Permutations with Indistinguishable Objects¶

The number of different permutations of $n$ objects, where there are $n_1$ indistinguishable objects of type $1$, $n_2$ indistinguishable objects of type $2$, … , and $n_k$ indistinguishable objects of type $k$, is $\(\frac{n!}{n_1! n_2! ⋯ n_k!}$\)

Distributing Objects into Boxes¶

Distinguishable Objects and Distinguishable Boxes The number of ways to distribute $n$ distinguishable objects into $k$ distinguishable boxes, so that $n_i$ objects are placed into box $i$, $i = 1, 2, … , k$, is equal to $\(\frac{n!}{n_1! n_2! ⋯ n_k!}$\)

Indistinguishable Objects and Distinguishable Boxes The number of ways to distribute $r$ indistinguishable objects into $n$ distinguishable boxes is equal to $\(C(n + r − 1, r) = C(n + r − 1, n − 1)$\)

--*--

# EXERCISE:
Please list each counting situation for which the counting passage gives a formula. The listing isn't needed for anything here.

# DATASET SECTION:
--*--

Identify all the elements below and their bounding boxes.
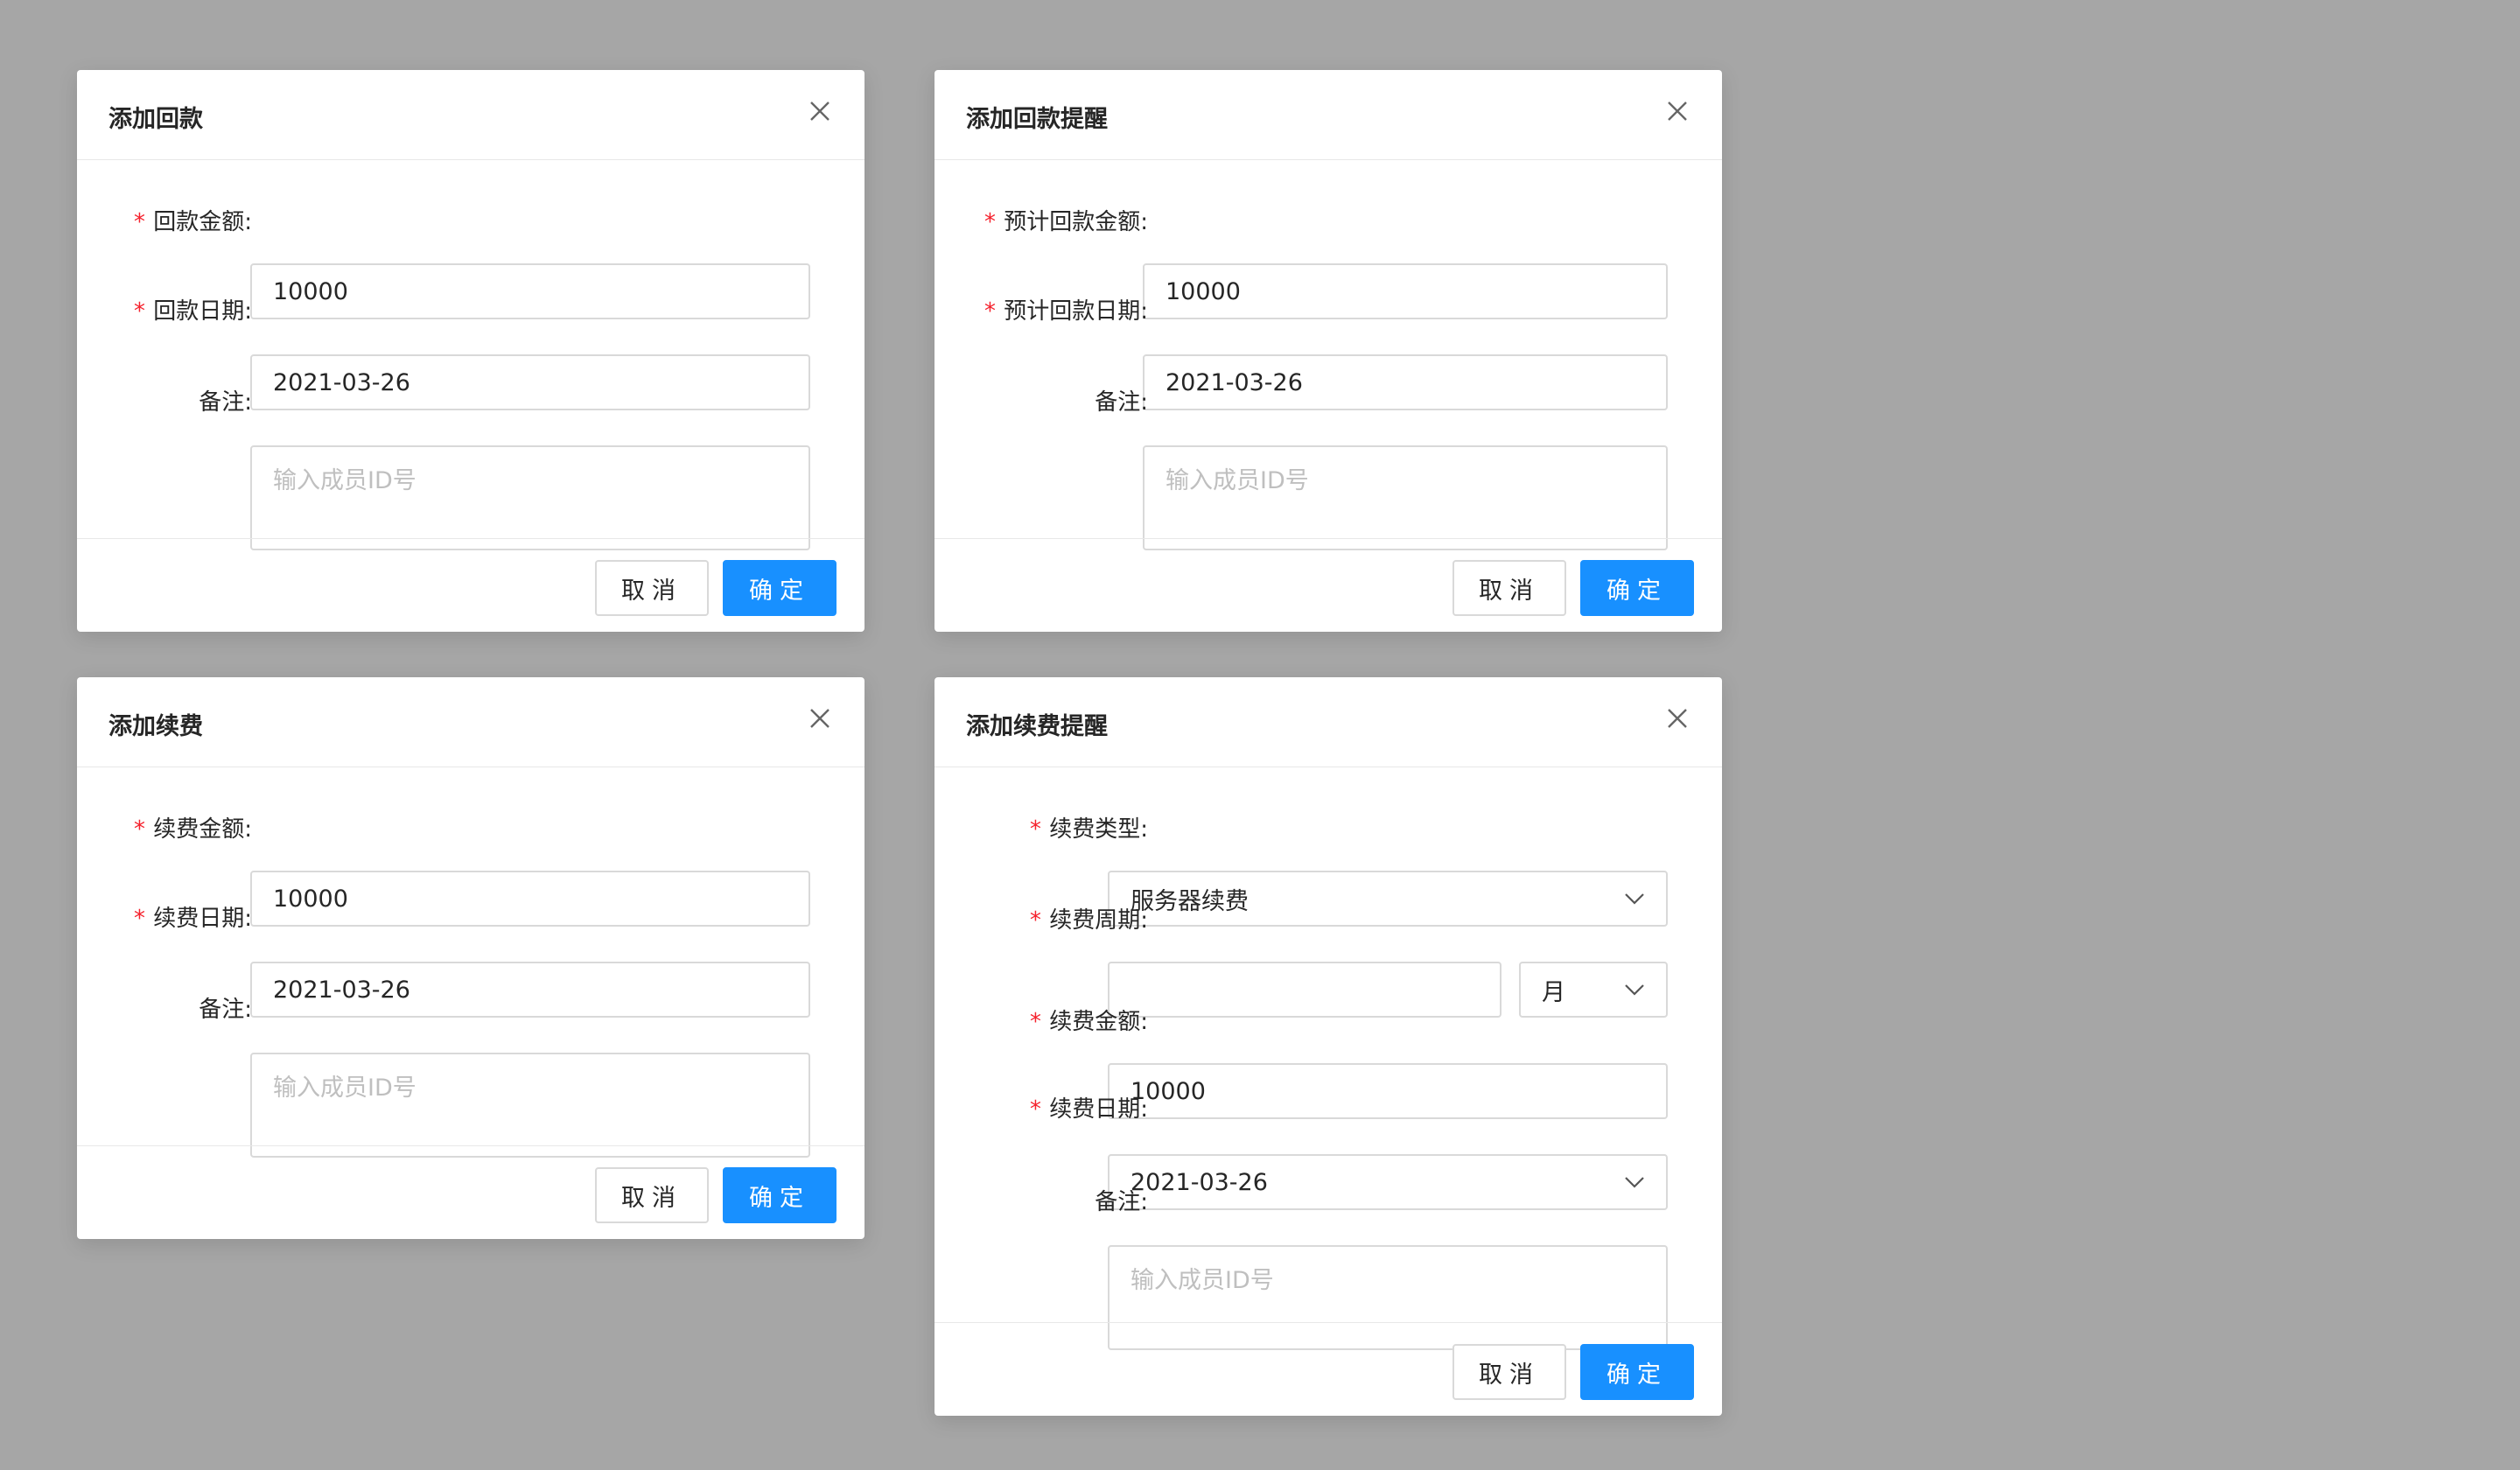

--*--

# THE RESULT:
- Permutations of objects where some are indistinguishable
- Distinguishable objects distributed into distinguishable boxes
- Indistinguishable objects distributed into distinguishable boxes